>>
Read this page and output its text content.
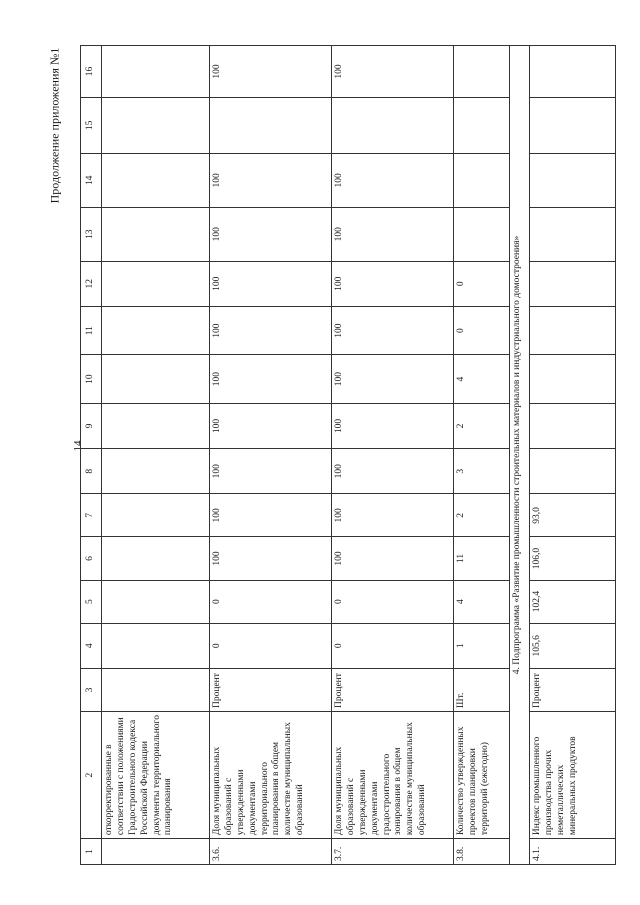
14
Продолжение приложения №1
1	2	3	4	5	6	7	8	9	10	11	12	13	14	15	16
	откорректированные в соответствии с положениями Градостроительного кодекса Российской Федерации документы территориального планирования														
3.6.	Доля муниципальных образований с утвержденными документами территориального планирования в общем количестве муниципальных образований	Процент	0	0	100	100	100	100	100	100	100	100	100		100
3.7.	Доля муниципальных образований с утвержденными документами градостроительного зонирования в общем количестве муниципальных образований	Процент	0	0	100	100	100	100	100	100	100	100	100		100
3.8.	Количество утвержденных проектов планировки территорий (ежегодно)	Шт.	1	4	11	2	3	2	4	0	0				
4. Подпрограмма «Развитие промышленности строительных материалов и индустриального домостроения»															
4.1.	Индекс промышленного производства прочих неметаллических минеральных продуктов	Процент	105,6	102,4	106,0	93,0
<<
● Goal of the exercise
Repeat the records in full, exactly as they appear, without the pictures.

● Problem solution
Read this page and output its text content.
14
Продолжение приложения №1
1	2	3	4	5	6	7	8	9	10	11	12	13	14	15	16
	откорректированные в соответствии с положениями Градостроительного кодекса Российской Федерации документы территориального планирования														
3.6.	Доля муниципальных образований с утвержденными документами территориального планирования в общем количестве муниципальных образований	Процент	0	0	100	100	100	100	100	100	100	100	100		100
3.7.	Доля муниципальных образований с утвержденными документами градостроительного зонирования в общем количестве муниципальных образований	Процент	0	0	100	100	100	100	100	100	100	100	100		100
3.8.	Количество утвержденных проектов планировки территорий (ежегодно)	Шт.	1	4	11	2	3	2	4	0	0				
4. Подпрограмма «Развитие промышленности строительных материалов и индустриального домостроения»															
4.1.	Индекс промышленного производства прочих неметаллических минеральных продуктов	Процент	105,6	102,4	106,0	93,0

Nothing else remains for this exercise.